Scan the lines and state how many carry "icon". Leave out everything but the number.

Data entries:
## Begin
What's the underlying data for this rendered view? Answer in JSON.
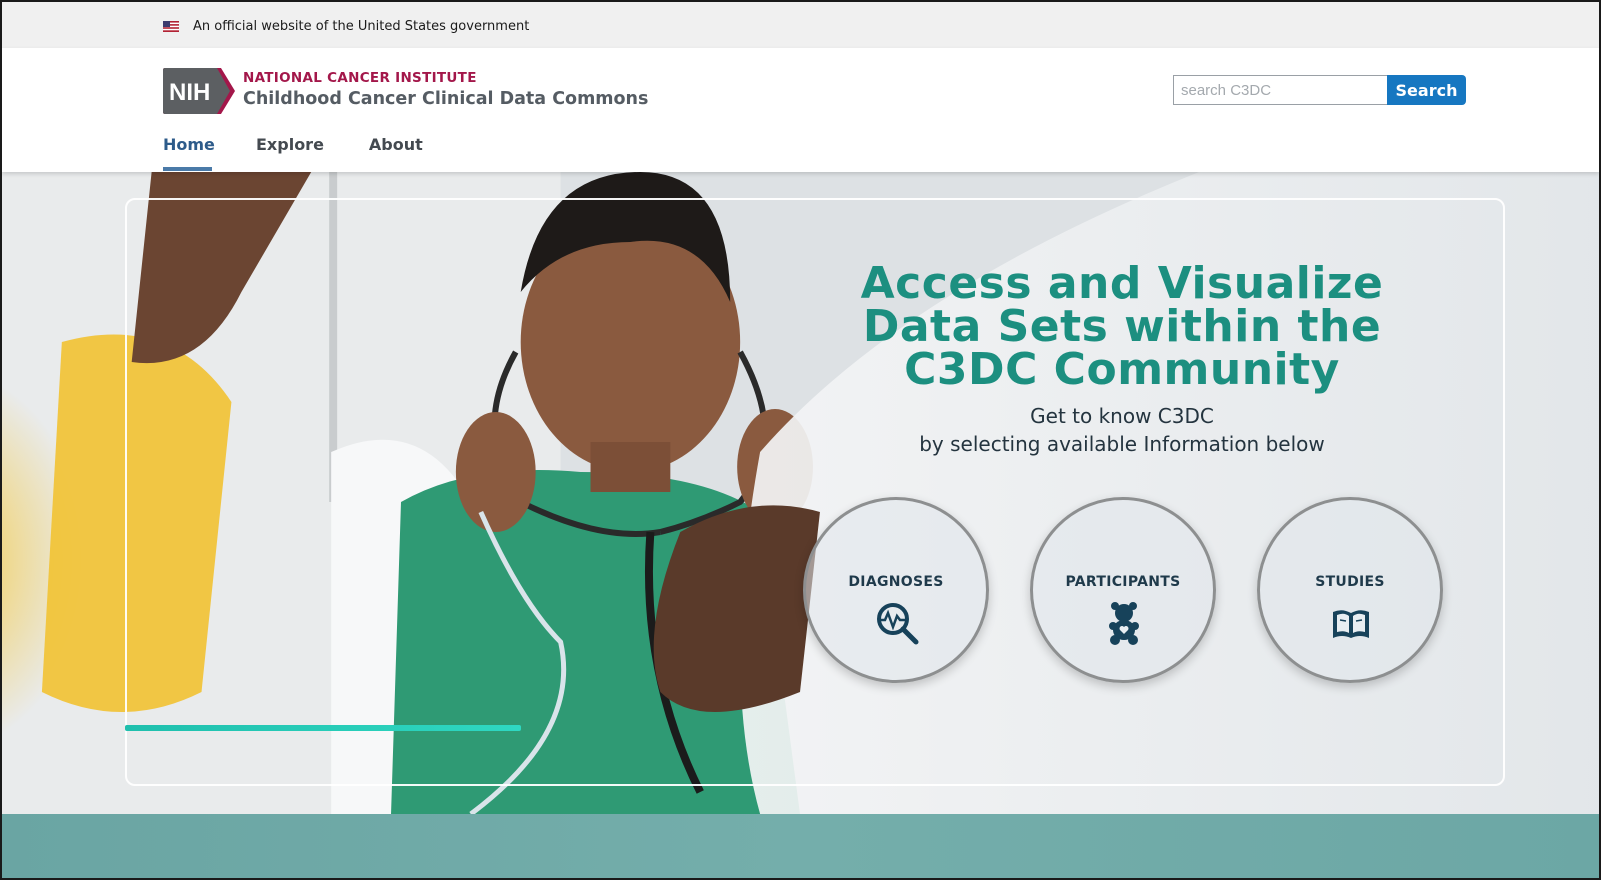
{
  "gov_banner": {
    "text": "An official website of the United States government"
  },
  "header": {
    "logo_text": "NIH",
    "institute": "NATIONAL CANCER INSTITUTE",
    "site_title": "Childhood Cancer Clinical Data Commons"
  },
  "search": {
    "placeholder": "search C3DC",
    "value": "",
    "button_label": "Search"
  },
  "nav": {
    "items": [
      {
        "label": "Home",
        "active": true
      },
      {
        "label": "Explore",
        "active": false
      },
      {
        "label": "About",
        "active": false
      }
    ]
  },
  "hero": {
    "headline_line1": "Access and Visualize",
    "headline_line2": "Data Sets within the",
    "headline_line3": "C3DC Community",
    "sub_line1": "Get to know C3DC",
    "sub_line2": "by selecting available Information below",
    "cards": [
      {
        "label": "DIAGNOSES",
        "icon": "magnifier-pulse-icon"
      },
      {
        "label": "PARTICIPANTS",
        "icon": "teddy-bear-icon"
      },
      {
        "label": "STUDIES",
        "icon": "open-book-icon"
      }
    ]
  },
  "colors": {
    "accent_teal": "#1c8f80",
    "nci_red": "#a3174a",
    "search_blue": "#1677c1",
    "nav_active": "#2d5b8a",
    "bottom_band": "#6aa5a3"
  }
}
## End
* THE REPLY:
3